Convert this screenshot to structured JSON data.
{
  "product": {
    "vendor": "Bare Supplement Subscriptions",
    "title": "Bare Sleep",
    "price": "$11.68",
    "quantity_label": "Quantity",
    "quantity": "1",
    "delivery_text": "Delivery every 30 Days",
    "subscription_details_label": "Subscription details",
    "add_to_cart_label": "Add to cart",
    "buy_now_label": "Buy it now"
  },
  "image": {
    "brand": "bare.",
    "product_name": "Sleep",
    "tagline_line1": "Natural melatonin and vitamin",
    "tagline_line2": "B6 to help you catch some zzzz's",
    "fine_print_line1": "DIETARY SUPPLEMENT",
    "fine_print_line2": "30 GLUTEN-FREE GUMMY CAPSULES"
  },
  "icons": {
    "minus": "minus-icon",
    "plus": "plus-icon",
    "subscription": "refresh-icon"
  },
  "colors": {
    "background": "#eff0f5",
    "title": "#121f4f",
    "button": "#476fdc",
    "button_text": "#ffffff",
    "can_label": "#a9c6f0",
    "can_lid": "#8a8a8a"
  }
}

§

■ Problem:
Copy out the full listing exactly.

■ Exercise solution:
Convert this screenshot to structured JSON data.
{
  "product": {
    "vendor": "Bare Supplement Subscriptions",
    "title": "Bare Sleep",
    "price": "$11.68",
    "quantity_label": "Quantity",
    "quantity": "1",
    "delivery_text": "Delivery every 30 Days",
    "subscription_details_label": "Subscription details",
    "add_to_cart_label": "Add to cart",
    "buy_now_label": "Buy it now"
  },
  "image": {
    "brand": "bare.",
    "product_name": "Sleep",
    "tagline_line1": "Natural melatonin and vitamin",
    "tagline_line2": "B6 to help you catch some zzzz's",
    "fine_print_line1": "DIETARY SUPPLEMENT",
    "fine_print_line2": "30 GLUTEN-FREE GUMMY CAPSULES"
  },
  "icons": {
    "minus": "minus-icon",
    "plus": "plus-icon",
    "subscription": "refresh-icon"
  },
  "colors": {
    "background": "#eff0f5",
    "title": "#121f4f",
    "button": "#476fdc",
    "button_text": "#ffffff",
    "can_label": "#a9c6f0",
    "can_lid": "#8a8a8a"
  }
}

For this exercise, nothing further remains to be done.